===== Data to process

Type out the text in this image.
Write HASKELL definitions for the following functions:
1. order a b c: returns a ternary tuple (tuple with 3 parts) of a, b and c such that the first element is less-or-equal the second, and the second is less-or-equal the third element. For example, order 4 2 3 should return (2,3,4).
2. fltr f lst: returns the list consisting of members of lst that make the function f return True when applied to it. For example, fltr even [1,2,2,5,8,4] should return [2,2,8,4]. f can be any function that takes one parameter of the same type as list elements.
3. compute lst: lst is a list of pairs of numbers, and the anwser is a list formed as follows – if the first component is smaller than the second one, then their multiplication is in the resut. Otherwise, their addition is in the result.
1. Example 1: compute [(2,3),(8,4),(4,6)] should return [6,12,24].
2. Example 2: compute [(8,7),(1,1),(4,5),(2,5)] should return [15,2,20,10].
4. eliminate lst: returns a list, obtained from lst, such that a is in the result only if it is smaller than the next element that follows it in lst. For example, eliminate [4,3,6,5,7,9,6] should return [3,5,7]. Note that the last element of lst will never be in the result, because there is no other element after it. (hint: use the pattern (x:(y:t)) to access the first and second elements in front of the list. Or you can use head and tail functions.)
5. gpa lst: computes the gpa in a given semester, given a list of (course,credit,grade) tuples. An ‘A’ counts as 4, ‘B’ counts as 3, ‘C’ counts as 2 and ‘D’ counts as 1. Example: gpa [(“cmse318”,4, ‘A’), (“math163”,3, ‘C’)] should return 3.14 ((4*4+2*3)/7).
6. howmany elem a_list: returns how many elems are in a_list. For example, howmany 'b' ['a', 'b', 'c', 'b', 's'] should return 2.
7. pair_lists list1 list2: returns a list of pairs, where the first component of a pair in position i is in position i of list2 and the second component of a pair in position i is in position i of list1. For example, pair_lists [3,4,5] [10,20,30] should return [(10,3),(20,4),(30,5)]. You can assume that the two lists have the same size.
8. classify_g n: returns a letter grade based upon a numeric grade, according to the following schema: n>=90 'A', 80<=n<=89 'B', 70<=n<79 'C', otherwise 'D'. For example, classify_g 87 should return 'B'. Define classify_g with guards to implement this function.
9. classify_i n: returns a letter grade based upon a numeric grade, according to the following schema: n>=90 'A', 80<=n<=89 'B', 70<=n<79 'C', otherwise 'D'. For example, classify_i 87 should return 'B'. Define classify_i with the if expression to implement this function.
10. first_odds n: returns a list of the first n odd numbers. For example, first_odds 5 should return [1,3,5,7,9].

==========

- **Problem to work on**:
Copy out the full listing exactly.

- **Result of this task**:
Type out the text in this image.
Write HASKELL definitions for the following functions:
1. order a b c: returns a ternary tuple (tuple with 3 parts) of a, b and c such that the first element is less-or-equal the second, and the second is less-or-equal the third element. For example, order 4 2 3 should return (2,3,4).
2. fltr f lst: returns the list consisting of members of lst that make the function f return True when applied to it. For example, fltr even [1,2,2,5,8,4] should return [2,2,8,4]. f can be any function that takes one parameter of the same type as list elements.
3. compute lst: lst is a list of pairs of numbers, and the anwser is a list formed as follows – if the first component is smaller than the second one, then their multiplication is in the resut. Otherwise, their addition is in the result.
1. Example 1: compute [(2,3),(8,4),(4,6)] should return [6,12,24].
2. Example 2: compute [(8,7),(1,1),(4,5),(2,5)] should return [15,2,20,10].
4. eliminate lst: returns a list, obtained from lst, such that a is in the result only if it is smaller than the next element that follows it in lst. For example, eliminate [4,3,6,5,7,9,6] should return [3,5,7]. Note that the last element of lst will never be in the result, because there is no other element after it. (hint: use the pattern (x:(y:t)) to access the first and second elements in front of the list. Or you can use head and tail functions.)
5. gpa lst: computes the gpa in a given semester, given a list of (course,credit,grade) tuples. An ‘A’ counts as 4, ‘B’ counts as 3, ‘C’ counts as 2 and ‘D’ counts as 1. Example: gpa [(“cmse318”,4, ‘A’), (“math163”,3, ‘C’)] should return 3.14 ((4*4+2*3)/7).
6. howmany elem a_list: returns how many elems are in a_list. For example, howmany 'b' ['a', 'b', 'c', 'b', 's'] should return 2.
7. pair_lists list1 list2: returns a list of pairs, where the first component of a pair in position i is in position i of list2 and the second component of a pair in position i is in position i of list1. For example, pair_lists [3,4,5] [10,20,30] should return [(10,3),(20,4),(30,5)]. You can assume that the two lists have the same size.
8. classify_g n: returns a letter grade based upon a numeric grade, according to the following schema: n>=90 'A', 80<=n<=89 'B', 70<=n<79 'C', otherwise 'D'. For example, classify_g 87 should return 'B'. Define classify_g with guards to implement this function.
9. classify_i n: returns a letter grade based upon a numeric grade, according to the following schema: n>=90 'A', 80<=n<=89 'B', 70<=n<79 'C', otherwise 'D'. For example, classify_i 87 should return 'B'. Define classify_i with the if expression to implement this function.
10. first_odds n: returns a list of the first n odd numbers. For example, first_odds 5 should return [1,3,5,7,9].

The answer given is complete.